◆ YOUR OBJECTIVE:
List every line in the records below that contains the string "方便省钱", copying each line in full.

◆ EXERCISE INPUTS:
Start

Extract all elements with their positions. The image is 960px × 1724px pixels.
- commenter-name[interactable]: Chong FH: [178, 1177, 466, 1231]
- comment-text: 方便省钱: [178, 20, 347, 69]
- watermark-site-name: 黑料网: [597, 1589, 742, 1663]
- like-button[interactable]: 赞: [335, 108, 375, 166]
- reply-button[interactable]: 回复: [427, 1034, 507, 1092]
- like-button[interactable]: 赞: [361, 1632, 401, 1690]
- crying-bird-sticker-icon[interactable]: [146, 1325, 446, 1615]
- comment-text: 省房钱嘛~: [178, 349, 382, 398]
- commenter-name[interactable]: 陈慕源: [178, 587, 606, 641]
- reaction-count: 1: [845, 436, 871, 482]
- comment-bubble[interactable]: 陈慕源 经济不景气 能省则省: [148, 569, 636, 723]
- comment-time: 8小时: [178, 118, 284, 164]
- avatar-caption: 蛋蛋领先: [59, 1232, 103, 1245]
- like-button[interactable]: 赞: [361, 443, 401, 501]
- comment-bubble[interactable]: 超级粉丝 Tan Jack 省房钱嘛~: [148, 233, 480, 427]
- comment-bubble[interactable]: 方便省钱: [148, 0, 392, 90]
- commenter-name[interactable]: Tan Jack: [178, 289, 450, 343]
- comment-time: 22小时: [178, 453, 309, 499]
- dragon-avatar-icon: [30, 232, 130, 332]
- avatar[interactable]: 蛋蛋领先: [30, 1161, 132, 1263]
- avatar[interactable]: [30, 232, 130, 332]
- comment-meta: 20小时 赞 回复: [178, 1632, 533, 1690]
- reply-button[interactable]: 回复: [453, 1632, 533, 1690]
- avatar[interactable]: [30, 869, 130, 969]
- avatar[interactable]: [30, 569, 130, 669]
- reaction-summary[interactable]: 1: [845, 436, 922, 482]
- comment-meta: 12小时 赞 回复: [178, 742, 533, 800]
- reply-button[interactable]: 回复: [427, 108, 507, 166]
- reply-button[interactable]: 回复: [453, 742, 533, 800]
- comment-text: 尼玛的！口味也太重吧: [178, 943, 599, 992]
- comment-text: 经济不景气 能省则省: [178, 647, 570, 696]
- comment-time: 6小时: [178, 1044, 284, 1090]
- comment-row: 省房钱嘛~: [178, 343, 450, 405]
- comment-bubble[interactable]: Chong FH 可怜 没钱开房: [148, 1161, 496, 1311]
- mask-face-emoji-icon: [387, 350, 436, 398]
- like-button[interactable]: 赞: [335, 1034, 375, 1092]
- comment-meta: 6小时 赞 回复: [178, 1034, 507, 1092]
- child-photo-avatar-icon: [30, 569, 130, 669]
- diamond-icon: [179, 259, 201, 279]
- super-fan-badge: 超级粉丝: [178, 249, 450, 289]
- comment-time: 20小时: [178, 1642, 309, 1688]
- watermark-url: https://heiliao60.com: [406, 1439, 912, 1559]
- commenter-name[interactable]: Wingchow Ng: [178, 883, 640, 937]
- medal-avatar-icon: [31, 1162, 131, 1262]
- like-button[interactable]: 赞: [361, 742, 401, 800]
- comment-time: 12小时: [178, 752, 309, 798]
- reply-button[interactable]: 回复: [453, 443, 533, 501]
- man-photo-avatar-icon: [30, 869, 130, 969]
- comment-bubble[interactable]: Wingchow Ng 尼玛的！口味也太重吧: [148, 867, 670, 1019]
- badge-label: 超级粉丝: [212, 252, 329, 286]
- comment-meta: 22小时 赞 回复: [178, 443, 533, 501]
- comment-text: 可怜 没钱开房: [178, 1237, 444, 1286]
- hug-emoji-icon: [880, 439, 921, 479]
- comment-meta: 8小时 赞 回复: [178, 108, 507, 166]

End

◆ ANSWER BELOW:
- comment-text: 方便省钱: [178, 20, 347, 69]
- comment-bubble[interactable]: 方便省钱: [148, 0, 392, 90]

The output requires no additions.